_RECORDS PROVIDED_:

━━━━━━━━━━━━━━━━

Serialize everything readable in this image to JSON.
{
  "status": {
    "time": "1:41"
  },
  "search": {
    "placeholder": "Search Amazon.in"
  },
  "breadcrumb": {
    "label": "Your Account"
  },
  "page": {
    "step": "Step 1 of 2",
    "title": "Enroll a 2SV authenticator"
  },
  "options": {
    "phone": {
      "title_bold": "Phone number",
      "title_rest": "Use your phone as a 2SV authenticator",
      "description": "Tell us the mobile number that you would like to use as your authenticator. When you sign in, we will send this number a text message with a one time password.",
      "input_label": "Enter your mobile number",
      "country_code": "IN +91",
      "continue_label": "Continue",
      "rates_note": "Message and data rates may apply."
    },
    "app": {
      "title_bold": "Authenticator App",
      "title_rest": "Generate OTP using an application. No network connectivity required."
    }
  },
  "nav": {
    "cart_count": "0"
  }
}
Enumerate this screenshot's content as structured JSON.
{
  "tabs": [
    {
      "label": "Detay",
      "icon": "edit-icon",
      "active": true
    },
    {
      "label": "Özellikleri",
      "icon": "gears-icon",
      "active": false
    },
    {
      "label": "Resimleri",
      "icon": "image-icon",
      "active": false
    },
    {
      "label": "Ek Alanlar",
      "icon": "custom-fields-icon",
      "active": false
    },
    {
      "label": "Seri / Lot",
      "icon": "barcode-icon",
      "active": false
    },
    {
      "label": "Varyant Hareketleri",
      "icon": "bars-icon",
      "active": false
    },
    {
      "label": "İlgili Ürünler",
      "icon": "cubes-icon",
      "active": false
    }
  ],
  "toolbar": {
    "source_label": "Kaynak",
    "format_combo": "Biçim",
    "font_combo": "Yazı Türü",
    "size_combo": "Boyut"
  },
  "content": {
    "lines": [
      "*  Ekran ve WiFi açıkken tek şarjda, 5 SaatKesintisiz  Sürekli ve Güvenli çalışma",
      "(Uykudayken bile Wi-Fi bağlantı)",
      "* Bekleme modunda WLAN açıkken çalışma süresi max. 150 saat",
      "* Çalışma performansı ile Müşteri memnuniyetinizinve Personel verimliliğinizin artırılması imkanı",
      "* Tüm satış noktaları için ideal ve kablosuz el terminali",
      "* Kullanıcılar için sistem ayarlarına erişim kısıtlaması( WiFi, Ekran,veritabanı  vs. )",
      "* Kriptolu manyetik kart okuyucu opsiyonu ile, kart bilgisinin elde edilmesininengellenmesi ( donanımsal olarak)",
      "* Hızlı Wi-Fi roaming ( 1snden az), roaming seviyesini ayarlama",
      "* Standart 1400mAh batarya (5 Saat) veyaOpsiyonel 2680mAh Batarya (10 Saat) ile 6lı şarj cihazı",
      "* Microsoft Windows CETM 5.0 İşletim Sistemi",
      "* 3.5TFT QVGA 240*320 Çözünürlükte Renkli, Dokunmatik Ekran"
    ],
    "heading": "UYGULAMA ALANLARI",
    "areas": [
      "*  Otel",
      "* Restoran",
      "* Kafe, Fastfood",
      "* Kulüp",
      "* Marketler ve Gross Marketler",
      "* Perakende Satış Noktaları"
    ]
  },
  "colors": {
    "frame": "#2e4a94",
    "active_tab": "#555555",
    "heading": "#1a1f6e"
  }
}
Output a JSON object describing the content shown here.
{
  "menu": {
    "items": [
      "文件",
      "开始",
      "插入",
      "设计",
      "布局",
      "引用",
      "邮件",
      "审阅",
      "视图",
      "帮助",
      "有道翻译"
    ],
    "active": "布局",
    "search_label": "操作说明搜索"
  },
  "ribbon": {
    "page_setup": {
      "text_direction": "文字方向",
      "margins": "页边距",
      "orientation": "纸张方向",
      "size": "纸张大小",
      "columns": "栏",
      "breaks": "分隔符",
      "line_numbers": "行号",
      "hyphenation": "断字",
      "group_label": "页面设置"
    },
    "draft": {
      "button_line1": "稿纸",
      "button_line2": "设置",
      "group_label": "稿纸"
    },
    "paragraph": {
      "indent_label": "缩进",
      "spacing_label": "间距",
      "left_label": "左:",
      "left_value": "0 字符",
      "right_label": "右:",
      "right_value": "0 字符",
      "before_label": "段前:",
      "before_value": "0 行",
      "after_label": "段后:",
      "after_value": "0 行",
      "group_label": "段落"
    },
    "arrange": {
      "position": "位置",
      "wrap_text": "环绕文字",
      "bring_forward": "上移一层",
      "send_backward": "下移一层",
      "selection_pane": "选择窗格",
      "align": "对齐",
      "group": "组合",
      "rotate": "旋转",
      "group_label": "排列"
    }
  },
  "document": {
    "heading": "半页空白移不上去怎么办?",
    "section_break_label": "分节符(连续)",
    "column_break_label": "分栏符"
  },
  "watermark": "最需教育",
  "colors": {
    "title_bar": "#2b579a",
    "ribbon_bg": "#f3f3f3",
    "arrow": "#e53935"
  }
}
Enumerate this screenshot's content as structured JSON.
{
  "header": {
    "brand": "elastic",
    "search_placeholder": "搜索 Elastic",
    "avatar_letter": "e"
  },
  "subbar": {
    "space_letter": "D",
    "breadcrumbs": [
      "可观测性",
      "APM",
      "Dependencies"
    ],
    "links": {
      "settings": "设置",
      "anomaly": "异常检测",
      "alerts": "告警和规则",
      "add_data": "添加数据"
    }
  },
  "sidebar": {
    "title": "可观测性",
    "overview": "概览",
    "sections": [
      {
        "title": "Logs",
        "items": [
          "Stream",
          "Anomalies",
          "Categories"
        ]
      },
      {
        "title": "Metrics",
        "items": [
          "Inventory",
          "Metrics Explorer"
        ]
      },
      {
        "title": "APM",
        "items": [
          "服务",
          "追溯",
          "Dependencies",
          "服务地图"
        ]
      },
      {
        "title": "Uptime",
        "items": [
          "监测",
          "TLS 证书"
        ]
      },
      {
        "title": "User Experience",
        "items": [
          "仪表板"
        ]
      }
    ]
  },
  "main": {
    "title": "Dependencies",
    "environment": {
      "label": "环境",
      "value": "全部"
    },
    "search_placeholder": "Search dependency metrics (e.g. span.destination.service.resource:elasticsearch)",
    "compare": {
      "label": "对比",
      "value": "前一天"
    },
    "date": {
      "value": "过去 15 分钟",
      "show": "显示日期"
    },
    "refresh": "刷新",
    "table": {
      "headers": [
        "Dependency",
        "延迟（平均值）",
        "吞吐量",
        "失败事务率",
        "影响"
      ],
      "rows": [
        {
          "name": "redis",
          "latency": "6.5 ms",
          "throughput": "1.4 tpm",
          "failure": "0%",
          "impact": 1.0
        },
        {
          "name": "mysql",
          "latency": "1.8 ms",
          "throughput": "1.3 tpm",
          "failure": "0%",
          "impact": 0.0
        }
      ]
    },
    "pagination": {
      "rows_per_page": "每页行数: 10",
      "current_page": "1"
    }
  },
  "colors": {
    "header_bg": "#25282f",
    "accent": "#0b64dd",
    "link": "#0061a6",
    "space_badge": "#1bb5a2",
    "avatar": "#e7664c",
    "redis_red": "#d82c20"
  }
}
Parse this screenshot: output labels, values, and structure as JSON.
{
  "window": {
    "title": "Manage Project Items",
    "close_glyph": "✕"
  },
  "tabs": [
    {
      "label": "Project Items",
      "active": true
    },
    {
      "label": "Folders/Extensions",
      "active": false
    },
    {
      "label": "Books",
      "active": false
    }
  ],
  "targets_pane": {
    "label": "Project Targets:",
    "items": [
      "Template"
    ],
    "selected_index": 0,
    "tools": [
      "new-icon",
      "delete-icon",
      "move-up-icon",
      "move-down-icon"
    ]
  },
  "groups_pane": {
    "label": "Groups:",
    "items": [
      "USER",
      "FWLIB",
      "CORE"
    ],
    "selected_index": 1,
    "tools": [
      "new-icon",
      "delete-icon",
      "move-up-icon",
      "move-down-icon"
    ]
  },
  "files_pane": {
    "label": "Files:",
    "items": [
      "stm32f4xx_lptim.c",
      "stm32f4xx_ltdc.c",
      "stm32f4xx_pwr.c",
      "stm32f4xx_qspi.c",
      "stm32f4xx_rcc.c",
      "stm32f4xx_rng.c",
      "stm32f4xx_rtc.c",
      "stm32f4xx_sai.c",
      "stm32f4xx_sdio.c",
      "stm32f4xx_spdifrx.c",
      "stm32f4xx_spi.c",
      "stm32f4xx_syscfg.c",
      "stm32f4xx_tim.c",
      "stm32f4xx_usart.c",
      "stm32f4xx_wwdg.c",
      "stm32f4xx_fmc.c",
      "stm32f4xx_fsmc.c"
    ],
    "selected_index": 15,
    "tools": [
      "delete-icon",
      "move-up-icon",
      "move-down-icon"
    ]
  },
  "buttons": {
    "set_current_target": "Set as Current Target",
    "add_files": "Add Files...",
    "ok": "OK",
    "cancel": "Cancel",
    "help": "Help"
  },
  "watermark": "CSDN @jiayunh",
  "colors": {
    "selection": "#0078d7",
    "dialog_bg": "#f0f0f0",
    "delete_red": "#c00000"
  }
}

━━━━━━━━━━━━━━━━

_GOAL OF THE EXERCISE_: Identify the lines of the entries containing the string "Project". Copy each such line.

_RESULT FOR THIS EXERCISE_:
    "title": "Manage Project Items",
      "label": "Project Items",
    "label": "Project Targets:",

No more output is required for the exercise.